Given request: Your task is to give the data again, exactly, with every line intact.

Supplied records:
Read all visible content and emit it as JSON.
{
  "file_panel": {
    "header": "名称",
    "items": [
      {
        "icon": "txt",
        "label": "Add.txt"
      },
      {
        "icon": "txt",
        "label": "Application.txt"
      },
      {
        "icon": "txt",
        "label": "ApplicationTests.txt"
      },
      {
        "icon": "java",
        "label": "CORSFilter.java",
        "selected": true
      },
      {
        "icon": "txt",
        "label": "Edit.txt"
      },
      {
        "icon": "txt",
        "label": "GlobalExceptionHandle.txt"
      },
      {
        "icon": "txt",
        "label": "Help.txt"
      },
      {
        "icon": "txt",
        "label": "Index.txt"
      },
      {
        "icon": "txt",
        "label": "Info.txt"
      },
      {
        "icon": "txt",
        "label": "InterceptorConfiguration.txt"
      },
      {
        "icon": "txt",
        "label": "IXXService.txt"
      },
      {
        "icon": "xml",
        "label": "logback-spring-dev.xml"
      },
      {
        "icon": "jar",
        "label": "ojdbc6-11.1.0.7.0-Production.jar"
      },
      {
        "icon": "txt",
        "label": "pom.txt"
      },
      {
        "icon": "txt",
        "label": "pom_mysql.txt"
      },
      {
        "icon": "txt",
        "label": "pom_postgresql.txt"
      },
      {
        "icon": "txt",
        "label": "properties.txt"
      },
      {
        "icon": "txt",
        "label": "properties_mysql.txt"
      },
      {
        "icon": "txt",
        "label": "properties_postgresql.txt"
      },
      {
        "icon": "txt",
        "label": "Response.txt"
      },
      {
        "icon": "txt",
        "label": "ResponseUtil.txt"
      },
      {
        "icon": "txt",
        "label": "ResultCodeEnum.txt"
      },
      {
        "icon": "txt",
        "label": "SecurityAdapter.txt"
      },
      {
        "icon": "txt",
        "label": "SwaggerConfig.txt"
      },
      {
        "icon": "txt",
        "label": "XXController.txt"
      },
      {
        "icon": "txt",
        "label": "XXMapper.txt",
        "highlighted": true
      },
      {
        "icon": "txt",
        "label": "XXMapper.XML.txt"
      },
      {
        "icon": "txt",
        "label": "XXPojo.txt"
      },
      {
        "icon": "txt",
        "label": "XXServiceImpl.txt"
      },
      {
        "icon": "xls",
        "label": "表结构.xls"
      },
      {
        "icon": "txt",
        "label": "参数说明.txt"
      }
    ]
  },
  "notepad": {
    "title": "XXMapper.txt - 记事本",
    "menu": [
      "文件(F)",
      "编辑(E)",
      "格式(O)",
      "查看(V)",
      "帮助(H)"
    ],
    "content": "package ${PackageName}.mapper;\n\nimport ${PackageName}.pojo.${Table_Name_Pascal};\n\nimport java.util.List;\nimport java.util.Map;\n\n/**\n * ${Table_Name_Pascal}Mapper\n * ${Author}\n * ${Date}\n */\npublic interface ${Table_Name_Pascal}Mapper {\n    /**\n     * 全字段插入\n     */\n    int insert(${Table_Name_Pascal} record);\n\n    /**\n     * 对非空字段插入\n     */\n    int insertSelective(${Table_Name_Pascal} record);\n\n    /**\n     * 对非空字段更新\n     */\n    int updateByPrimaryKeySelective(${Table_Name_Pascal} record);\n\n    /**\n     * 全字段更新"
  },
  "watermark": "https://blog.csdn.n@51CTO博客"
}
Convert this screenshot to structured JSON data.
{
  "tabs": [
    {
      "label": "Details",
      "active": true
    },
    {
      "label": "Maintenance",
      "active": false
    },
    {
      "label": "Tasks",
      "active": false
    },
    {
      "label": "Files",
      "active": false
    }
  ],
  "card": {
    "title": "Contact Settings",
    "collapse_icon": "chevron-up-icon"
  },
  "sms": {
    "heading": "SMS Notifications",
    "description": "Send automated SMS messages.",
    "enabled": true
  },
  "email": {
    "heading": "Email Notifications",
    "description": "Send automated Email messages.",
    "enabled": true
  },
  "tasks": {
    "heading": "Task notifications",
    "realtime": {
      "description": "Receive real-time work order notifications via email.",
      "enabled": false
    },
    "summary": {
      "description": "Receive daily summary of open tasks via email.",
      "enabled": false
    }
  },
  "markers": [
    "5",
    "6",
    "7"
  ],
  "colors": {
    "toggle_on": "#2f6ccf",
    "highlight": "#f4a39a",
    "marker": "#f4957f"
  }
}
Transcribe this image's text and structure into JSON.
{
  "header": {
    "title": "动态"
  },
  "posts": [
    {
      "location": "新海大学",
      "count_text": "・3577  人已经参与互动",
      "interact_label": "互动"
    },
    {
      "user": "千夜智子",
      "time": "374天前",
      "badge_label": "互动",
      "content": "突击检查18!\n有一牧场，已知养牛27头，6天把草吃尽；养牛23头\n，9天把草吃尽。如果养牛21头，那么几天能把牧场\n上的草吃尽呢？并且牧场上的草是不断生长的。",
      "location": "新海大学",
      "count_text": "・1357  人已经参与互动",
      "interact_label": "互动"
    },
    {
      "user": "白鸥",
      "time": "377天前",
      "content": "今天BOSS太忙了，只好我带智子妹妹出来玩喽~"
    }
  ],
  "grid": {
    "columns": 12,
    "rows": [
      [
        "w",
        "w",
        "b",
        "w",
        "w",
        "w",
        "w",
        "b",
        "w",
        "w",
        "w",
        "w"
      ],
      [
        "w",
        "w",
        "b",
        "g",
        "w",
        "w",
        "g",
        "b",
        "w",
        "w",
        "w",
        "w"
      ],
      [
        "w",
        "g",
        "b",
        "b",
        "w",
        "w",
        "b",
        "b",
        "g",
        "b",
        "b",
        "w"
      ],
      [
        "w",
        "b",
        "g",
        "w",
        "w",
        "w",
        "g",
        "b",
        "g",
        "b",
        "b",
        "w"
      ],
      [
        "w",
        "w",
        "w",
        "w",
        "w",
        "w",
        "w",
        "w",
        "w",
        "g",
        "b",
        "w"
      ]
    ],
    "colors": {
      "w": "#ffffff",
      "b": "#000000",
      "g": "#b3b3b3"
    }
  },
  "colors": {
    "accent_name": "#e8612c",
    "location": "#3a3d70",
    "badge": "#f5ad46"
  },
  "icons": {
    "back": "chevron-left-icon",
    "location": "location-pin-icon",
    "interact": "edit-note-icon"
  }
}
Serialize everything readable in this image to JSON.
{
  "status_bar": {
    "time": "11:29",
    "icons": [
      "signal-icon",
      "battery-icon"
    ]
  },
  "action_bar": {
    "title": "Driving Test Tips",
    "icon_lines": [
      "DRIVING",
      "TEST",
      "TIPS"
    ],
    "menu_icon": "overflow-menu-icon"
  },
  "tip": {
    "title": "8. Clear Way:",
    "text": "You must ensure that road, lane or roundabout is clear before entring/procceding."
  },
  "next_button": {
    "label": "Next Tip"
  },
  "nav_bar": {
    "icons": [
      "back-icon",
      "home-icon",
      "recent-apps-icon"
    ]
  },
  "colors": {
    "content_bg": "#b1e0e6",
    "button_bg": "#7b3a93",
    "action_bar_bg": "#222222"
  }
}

Response below:
Read all visible content and emit it as JSON.
{
  "file_panel": {
    "header": "名称",
    "items": [
      {
        "icon": "txt",
        "label": "Add.txt"
      },
      {
        "icon": "txt",
        "label": "Application.txt"
      },
      {
        "icon": "txt",
        "label": "ApplicationTests.txt"
      },
      {
        "icon": "java",
        "label": "CORSFilter.java",
        "selected": true
      },
      {
        "icon": "txt",
        "label": "Edit.txt"
      },
      {
        "icon": "txt",
        "label": "GlobalExceptionHandle.txt"
      },
      {
        "icon": "txt",
        "label": "Help.txt"
      },
      {
        "icon": "txt",
        "label": "Index.txt"
      },
      {
        "icon": "txt",
        "label": "Info.txt"
      },
      {
        "icon": "txt",
        "label": "InterceptorConfiguration.txt"
      },
      {
        "icon": "txt",
        "label": "IXXService.txt"
      },
      {
        "icon": "xml",
        "label": "logback-spring-dev.xml"
      },
      {
        "icon": "jar",
        "label": "ojdbc6-11.1.0.7.0-Production.jar"
      },
      {
        "icon": "txt",
        "label": "pom.txt"
      },
      {
        "icon": "txt",
        "label": "pom_mysql.txt"
      },
      {
        "icon": "txt",
        "label": "pom_postgresql.txt"
      },
      {
        "icon": "txt",
        "label": "properties.txt"
      },
      {
        "icon": "txt",
        "label": "properties_mysql.txt"
      },
      {
        "icon": "txt",
        "label": "properties_postgresql.txt"
      },
      {
        "icon": "txt",
        "label": "Response.txt"
      },
      {
        "icon": "txt",
        "label": "ResponseUtil.txt"
      },
      {
        "icon": "txt",
        "label": "ResultCodeEnum.txt"
      },
      {
        "icon": "txt",
        "label": "SecurityAdapter.txt"
      },
      {
        "icon": "txt",
        "label": "SwaggerConfig.txt"
      },
      {
        "icon": "txt",
        "label": "XXController.txt"
      },
      {
        "icon": "txt",
        "label": "XXMapper.txt",
        "highlighted": true
      },
      {
        "icon": "txt",
        "label": "XXMapper.XML.txt"
      },
      {
        "icon": "txt",
        "label": "XXPojo.txt"
      },
      {
        "icon": "txt",
        "label": "XXServiceImpl.txt"
      },
      {
        "icon": "xls",
        "label": "表结构.xls"
      },
      {
        "icon": "txt",
        "label": "参数说明.txt"
      }
    ]
  },
  "notepad": {
    "title": "XXMapper.txt - 记事本",
    "menu": [
      "文件(F)",
      "编辑(E)",
      "格式(O)",
      "查看(V)",
      "帮助(H)"
    ],
    "content": "package ${PackageName}.mapper;\n\nimport ${PackageName}.pojo.${Table_Name_Pascal};\n\nimport java.util.List;\nimport java.util.Map;\n\n/**\n * ${Table_Name_Pascal}Mapper\n * ${Author}\n * ${Date}\n */\npublic interface ${Table_Name_Pascal}Mapper {\n    /**\n     * 全字段插入\n     */\n    int insert(${Table_Name_Pascal} record);\n\n    /**\n     * 对非空字段插入\n     */\n    int insertSelective(${Table_Name_Pascal} record);\n\n    /**\n     * 对非空字段更新\n     */\n    int updateByPrimaryKeySelective(${Table_Name_Pascal} record);\n\n    /**\n     * 全字段更新"
  },
  "watermark": "https://blog.csdn.n@51CTO博客"
}
Convert this screenshot to structured JSON data.
{
  "tabs": [
    {
      "label": "Details",
      "active": true
    },
    {
      "label": "Maintenance",
      "active": false
    },
    {
      "label": "Tasks",
      "active": false
    },
    {
      "label": "Files",
      "active": false
    }
  ],
  "card": {
    "title": "Contact Settings",
    "collapse_icon": "chevron-up-icon"
  },
  "sms": {
    "heading": "SMS Notifications",
    "description": "Send automated SMS messages.",
    "enabled": true
  },
  "email": {
    "heading": "Email Notifications",
    "description": "Send automated Email messages.",
    "enabled": true
  },
  "tasks": {
    "heading": "Task notifications",
    "realtime": {
      "description": "Receive real-time work order notifications via email.",
      "enabled": false
    },
    "summary": {
      "description": "Receive daily summary of open tasks via email.",
      "enabled": false
    }
  },
  "markers": [
    "5",
    "6",
    "7"
  ],
  "colors": {
    "toggle_on": "#2f6ccf",
    "highlight": "#f4a39a",
    "marker": "#f4957f"
  }
}
Transcribe this image's text and structure into JSON.
{
  "header": {
    "title": "动态"
  },
  "posts": [
    {
      "location": "新海大学",
      "count_text": "・3577  人已经参与互动",
      "interact_label": "互动"
    },
    {
      "user": "千夜智子",
      "time": "374天前",
      "badge_label": "互动",
      "content": "突击检查18!\n有一牧场，已知养牛27头，6天把草吃尽；养牛23头\n，9天把草吃尽。如果养牛21头，那么几天能把牧场\n上的草吃尽呢？并且牧场上的草是不断生长的。",
      "location": "新海大学",
      "count_text": "・1357  人已经参与互动",
      "interact_label": "互动"
    },
    {
      "user": "白鸥",
      "time": "377天前",
      "content": "今天BOSS太忙了，只好我带智子妹妹出来玩喽~"
    }
  ],
  "grid": {
    "columns": 12,
    "rows": [
      [
        "w",
        "w",
        "b",
        "w",
        "w",
        "w",
        "w",
        "b",
        "w",
        "w",
        "w",
        "w"
      ],
      [
        "w",
        "w",
        "b",
        "g",
        "w",
        "w",
        "g",
        "b",
        "w",
        "w",
        "w",
        "w"
      ],
      [
        "w",
        "g",
        "b",
        "b",
        "w",
        "w",
        "b",
        "b",
        "g",
        "b",
        "b",
        "w"
      ],
      [
        "w",
        "b",
        "g",
        "w",
        "w",
        "w",
        "g",
        "b",
        "g",
        "b",
        "b",
        "w"
      ],
      [
        "w",
        "w",
        "w",
        "w",
        "w",
        "w",
        "w",
        "w",
        "w",
        "g",
        "b",
        "w"
      ]
    ],
    "colors": {
      "w": "#ffffff",
      "b": "#000000",
      "g": "#b3b3b3"
    }
  },
  "colors": {
    "accent_name": "#e8612c",
    "location": "#3a3d70",
    "badge": "#f5ad46"
  },
  "icons": {
    "back": "chevron-left-icon",
    "location": "location-pin-icon",
    "interact": "edit-note-icon"
  }
}
Serialize everything readable in this image to JSON.
{
  "status_bar": {
    "time": "11:29",
    "icons": [
      "signal-icon",
      "battery-icon"
    ]
  },
  "action_bar": {
    "title": "Driving Test Tips",
    "icon_lines": [
      "DRIVING",
      "TEST",
      "TIPS"
    ],
    "menu_icon": "overflow-menu-icon"
  },
  "tip": {
    "title": "8. Clear Way:",
    "text": "You must ensure that road, lane or roundabout is clear before entring/procceding."
  },
  "next_button": {
    "label": "Next Tip"
  },
  "nav_bar": {
    "icons": [
      "back-icon",
      "home-icon",
      "recent-apps-icon"
    ]
  },
  "colors": {
    "content_bg": "#b1e0e6",
    "button_bg": "#7b3a93",
    "action_bar_bg": "#222222"
  }
}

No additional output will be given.